## What to work on
Check each line of the data below for the word "which", then extract the ones that have it.

Dataset excerpt:
────────────────────

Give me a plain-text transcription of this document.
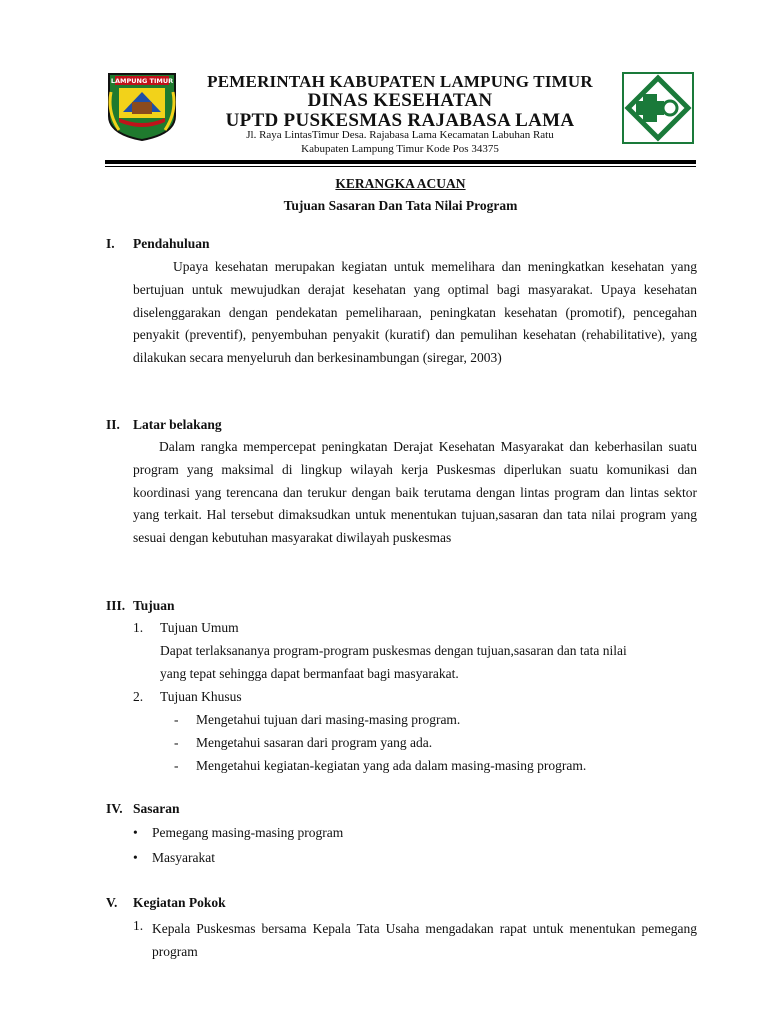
LAMPUNG TIMUR	PEMERINTAH KABUPATEN LAMPUNG TIMUR
DINAS KESEHATAN
UPTD PUSKESMAS RAJABASA LAMA
Jl. Raya LintasTimur Desa. Rajabasa Lama Kecamatan Labuhan Ratu
Kabupaten Lampung Timur Kode Pos 34375
KERANGKA ACUAN
Tujuan Sasaran Dan Tata Nilai Program
I. Pendahuluan

Upaya kesehatan merupakan kegiatan untuk memelihara dan meningkatkan kesehatan yang bertujuan untuk mewujudkan derajat kesehatan yang optimal bagi masyarakat. Upaya kesehatan diselenggarakan dengan pendekatan pemeliharaan, peningkatan kesehatan (promotif), pencegahan penyakit (preventif), penyembuhan penyakit (kuratif) dan pemulihan kesehatan (rehabilitative), yang dilakukan secara menyeluruh dan berkesinambungan (siregar, 2003)

II. Latar belakang

Dalam rangka mempercepat peningkatan Derajat Kesehatan Masyarakat dan keberhasilan suatu program yang maksimal di lingkup wilayah kerja Puskesmas diperlukan suatu komunikasi dan koordinasi yang terencana dan terukur dengan baik terutama dengan lintas program dan lintas sektor yang terkait. Hal tersebut dimaksudkan untuk menentukan tujuan,sasaran dan tata nilai program yang sesuai dengan kebutuhan masyarakat diwilayah puskesmas

III. Tujuan
1. Tujuan Umum
Dapat terlaksananya program-program puskesmas dengan tujuan,sasaran dan tata nilai
yang tepat sehingga dapat bermanfaat bagi masyarakat.
2. Tujuan Khusus
- Mengetahui tujuan dari masing-masing program.
- Mengetahui sasaran dari program yang ada.
- Mengetahui kegiatan-kegiatan yang ada dalam masing-masing program.
IV. Sasaran
• Pemegang masing-masing program
• Masyarakat
V. Kegiatan Pokok
1. Kepala Puskesmas bersama Kepala Tata Usaha mengadakan rapat untuk menentukan pemegang program
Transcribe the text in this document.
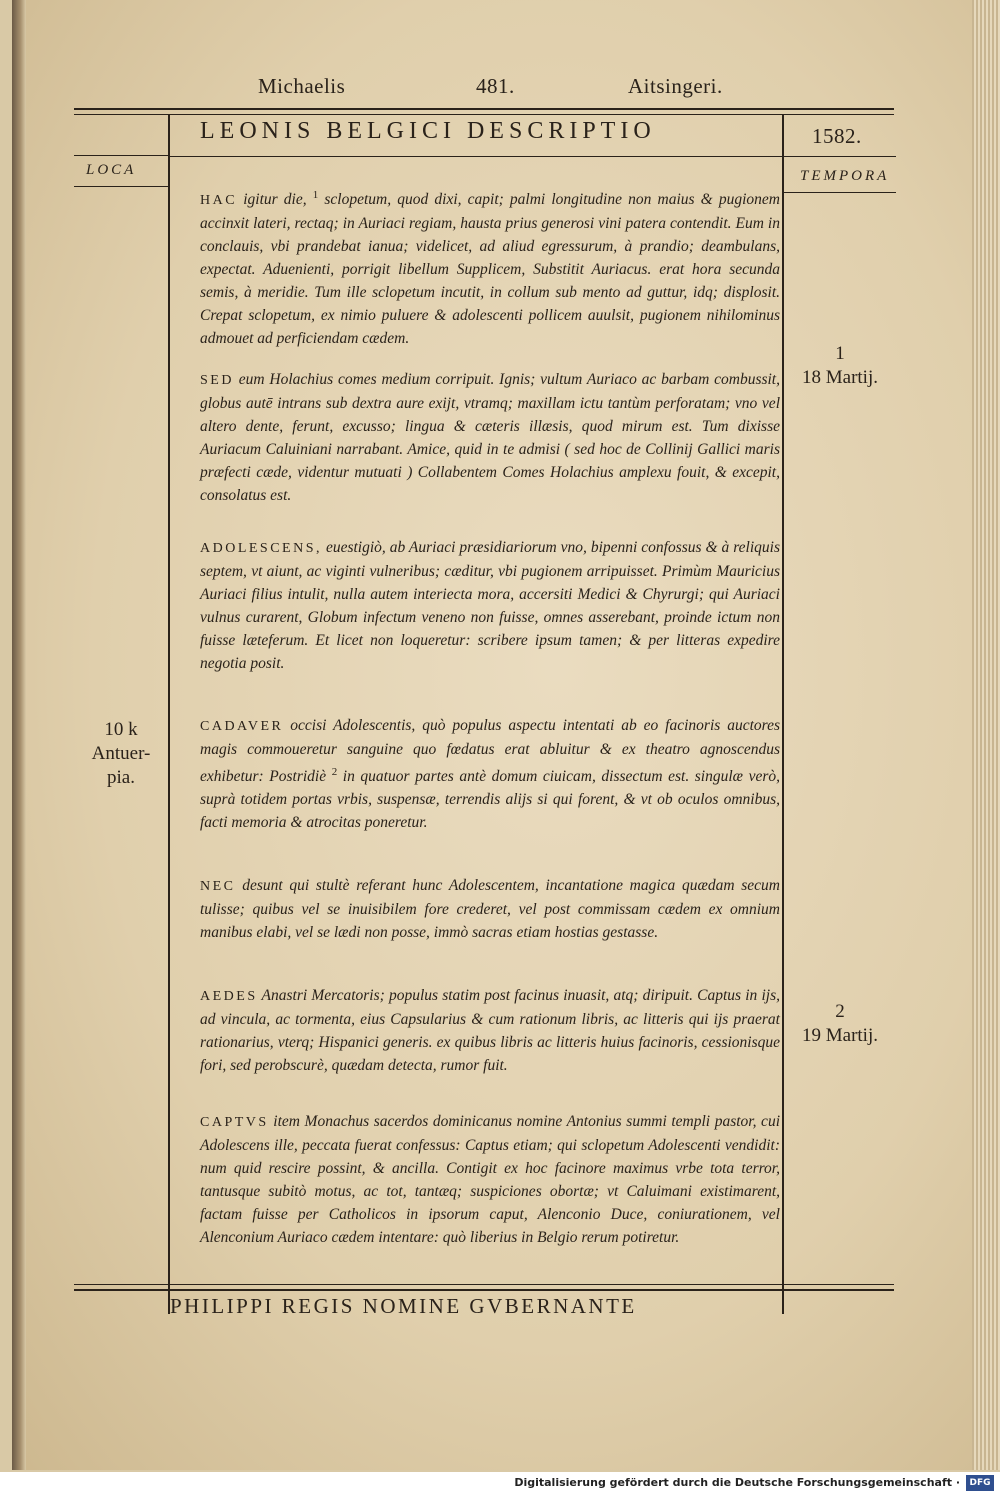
Michaelis	481.	Aitsingeri.
LEONIS BELGICI DESCRIPTIO	1582.
LOCA	TEMPORA
HAC igitur die, $^1$ sclopetum, quod dixi, capit; palmi longitudine non maius & pugionem accinxit lateri, rectaq; in Auriaci regiam, hausta prius generosi vini patera contendit. Eum in conclauis, vbi prandebat ianua; videlicet, ad aliud egressurum, à prandio; deambulans, expectat. Aduenienti, porrigit libellum Supplicem, Substitit Auriacus. erat hora secunda semis, à meridie. Tum ille sclopetum incutit, in collum sub mento ad guttur, idq; displosit. Crepat sclopetum, ex nimio puluere & adolescenti pollicem auulsit, pugionem nihilominus admouet ad perficiendam cædem.
SED eum Holachius comes medium corripuit. Ignis; vultum Auriaco ac barbam combussit, globus autē intrans sub dextra aure exijt, vtramq; maxillam ictu tantùm perforatam; vno vel altero dente, ferunt, excusso; lingua & cæteris illæsis, quod mirum est. Tum dixisse Auriacum Caluiniani narrabant. Amice, quid in te admisi ( sed hoc de Collinij Gallici maris præfecti cæde, videntur mutuati ) Collabentem Comes Holachius amplexu fouit, & excepit, consolatus est.
ADOLESCENS, euestigiò, ab Auriaci præsidiariorum vno, bipenni confossus & à reliquis septem, vt aiunt, ac viginti vulneribus; cæditur, vbi pugionem arripuisset. Primùm Mauricius Auriaci filius intulit, nulla autem interiecta mora, accersiti Medici & Chyrurgi; qui Auriaci vulnus curarent, Globum infectum veneno non fuisse, omnes asserebant, proinde ictum non fuisse læteferum. Et licet non loqueretur: scribere ipsum tamen; & per litteras expedire negotia posit.
CADAVER occisi Adolescentis, quò populus aspectu intentati ab eo facinoris auctores magis commoueretur sanguine quo fœdatus erat abluitur & ex theatro agnoscendus exhibetur: Postridiè $^2$ in quatuor partes antè domum ciuicam, dissectum est. singulæ verò, suprà totidem portas vrbis, suspensæ, terrendis alijs si qui forent, & vt ob oculos omnibus, facti memoria & atrocitas poneretur.
NEC desunt qui stultè referant hunc Adolescentem, incantatione magica quædam secum tulisse; quibus vel se inuisibilem fore crederet, vel post commissam cædem ex omnium manibus elabi, vel se lædi non posse, immò sacras etiam hostias gestasse.
AEDES Anastri Mercatoris; populus statim post facinus inuasit, atq; diripuit. Captus in ijs, ad vincula, ac tormenta, eius Capsularius & cum rationum libris, ac litteris qui ijs praerat rationarius, vterq; Hispanici generis. ex quibus libris ac litteris huius facinoris, cessionisque fori, sed perobscurè, quædam detecta, rumor fuit.
CAPTVS item Monachus sacerdos dominicanus nomine Antonius summi templi pastor, cui Adolescens ille, peccata fuerat confessus: Captus etiam; qui sclopetum Adolescenti vendidit: num quid rescire possint, & ancilla. Contigit ex hoc facinore maximus vrbe tota terror, tantusque subitò motus, ac tot, tantæq; suspiciones obortæ; vt Caluimani existimarent, factam fuisse per Catholicos in ipsorum caput, Alenconio Duce, coniurationem, vel Alenconium Auriaco cædem intentare: quò liberius in Belgio rerum potiretur.
1
18 Martij.
2
19 Martij.
10 k
Antuer-
pia.
PHILIPPI REGIS NOMINE GVBERNANTE
Digitalisierung gefördert durch die Deutsche Forschungsgemeinschaft ·	DFG
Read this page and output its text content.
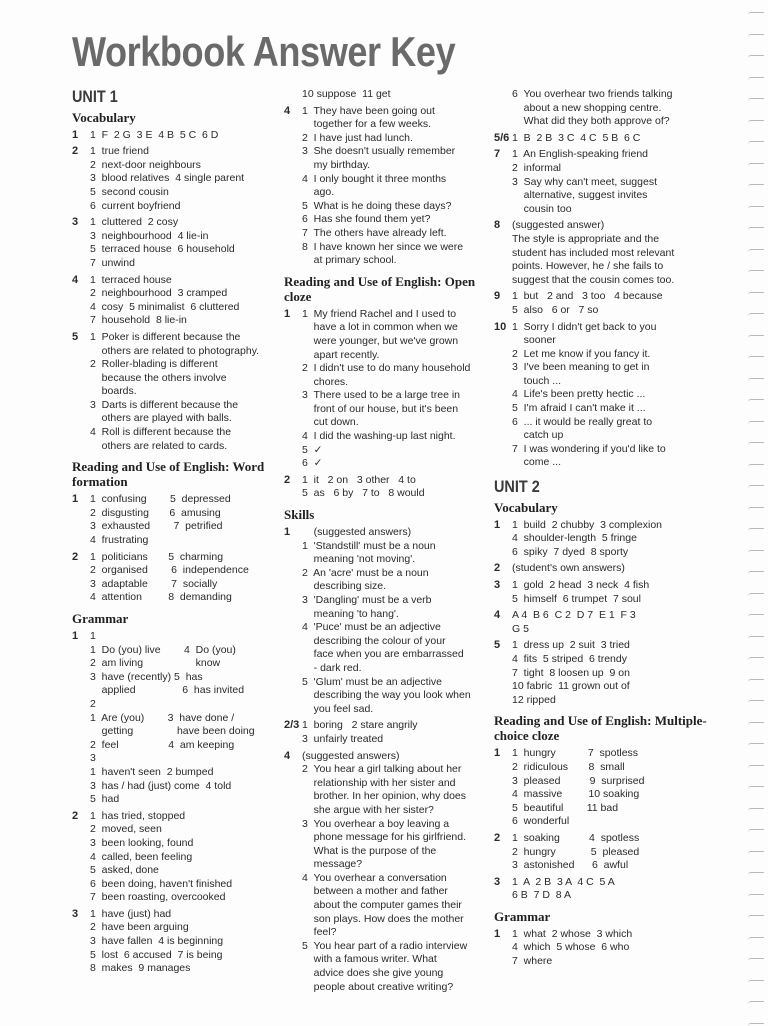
Workbook Answer Key
UNIT 1
Vocabulary
1	1  F  2 G  3 E  4 B  5 C  6 D
2	1  true friend
2  next-door neighbours
3  blood relatives  4 single parent
5  second cousin
6  current boyfriend
3	1  cluttered  2 cosy
3  neighbourhood  4 lie-in
5  terraced house  6 household
7  unwind
4	1  terraced house
2  neighbourhood  3 cramped
4  cosy  5 minimalist  6 cluttered
7  household  8 lie-in
5	1  Poker is different because the
others are related to photography.
2  Roller-blading is different
because the others involve
boards.
3  Darts is different because the
others are played with balls.
4  Roll is different because the
others are related to cards.
Reading and Use of English: Word formation
1	1  confusing        5  depressed
2  disgusting       6  amusing
3  exhausted        7  petrified
4  frustrating
2	1  politicians       5  charming
2  organised        6  independence
3  adaptable        7  socially
4  attention         8  demanding
Grammar
1	1
1  Do (you) live        4  Do (you)
2  am living                  know
3  have (recently) 5  has
applied                6  has invited
2
1  Are (you)        3  have done /
getting               have been doing
2  feel                 4  am keeping
3
1  haven't seen  2 bumped
3  has / had (just) come  4 told
5  had
2	1  has tried, stopped
2  moved, seen
3  been looking, found
4  called, been feeling
5  asked, done
6  been doing, haven't finished
7  been roasting, overcooked
3	1  have (just) had
2  have been arguing
3  have fallen  4 is beginning
5  lost  6 accused  7 is being
8  makes  9 manages
10 suppose  11 get
4	1  They have been going out
together for a few weeks.
2  I have just had lunch.
3  She doesn't usually remember
my birthday.
4  I only bought it three months
ago.
5  What is he doing these days?
6  Has she found them yet?
7  The others have already left.
8  I have known her since we were
at primary school.
Reading and Use of English: Open cloze
1	1  My friend Rachel and I used to
have a lot in common when we
were younger, but we've grown
apart recently.
2  I didn't use to do many household
chores.
3  There used to be a large tree in
front of our house, but it's been
cut down.
4  I did the washing-up last night.
5  ✓
6  ✓
2	1  it   2 on   3 other   4 to
5  as   6 by   7 to   8 would
Skills
1	(suggested answers)
1  'Standstill' must be a noun
meaning 'not moving'.
2  An 'acre' must be a noun
describing size.
3  'Dangling' must be a verb
meaning 'to hang'.
4  'Puce' must be an adjective
describing the colour of your
face when you are embarrassed
- dark red.
5  'Glum' must be an adjective
describing the way you look when
you feel sad.
2/3 1  boring   2 stare angrily
3  unfairly treated
4	(suggested answers)
2  You hear a girl talking about her
relationship with her sister and
brother. In her opinion, why does
she argue with her sister?
3  You overhear a boy leaving a
phone message for his girlfriend.
What is the purpose of the
message?
4  You overhear a conversation
between a mother and father
about the computer games their
son plays. How does the mother
feel?
5  You hear part of a radio interview
with a famous writer. What
advice does she give young
people about creative writing?
6  You overhear two friends talking
about a new shopping centre.
What did they both approve of?
5/6 1  B  2 B  3 C  4 C  5 B  6 C
7	1  An English-speaking friend
2  informal
3  Say why can't meet, suggest
alternative, suggest invites
cousin too
8	(suggested answer)
The style is appropriate and the
student has included most relevant
points. However, he / she fails to
suggest that the cousin comes too.
9	1  but   2 and   3 too   4 because
5  also   6 or   7 so
10 1  Sorry I didn't get back to you
sooner
2  Let me know if you fancy it.
3  I've been meaning to get in
touch ...
4  Life's been pretty hectic ...
5  I'm afraid I can't make it ...
6  ... it would be really great to
catch up
7  I was wondering if you'd like to
come ...
UNIT 2
Vocabulary
1	1  build  2 chubby  3 complexion
4  shoulder-length  5 fringe
6  spiky  7 dyed  8 sporty
2	(student's own answers)
3	1  gold  2 head  3 neck  4 fish
5  himself  6 trumpet  7 soul
4	A 4  B 6  C 2  D 7  E 1  F 3
G 5
5	1  dress up  2 suit  3 tried
4  fits  5 striped  6 trendy
7  tight  8 loosen up  9 on
10 fabric  11 grown out of
12 ripped
Reading and Use of English: Multiple-choice cloze
1	1  hungry           7  spotless
2  ridiculous       8  small
3  pleased          9  surprised
4  massive         10 soaking
5  beautiful        11 bad
6  wonderful
2	1  soaking          4  spotless
2  hungry            5  pleased
3  astonished      6  awful
3	1  A  2 B  3 A  4 C  5 A
6 B  7 D  8 A
Grammar
1	1  what  2 whose  3 which
4  which  5 whose  6 who
7  where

────────────────────

## Solution for this problem
1	1  what  2 whose  3 which
4  which  5 whose  6 who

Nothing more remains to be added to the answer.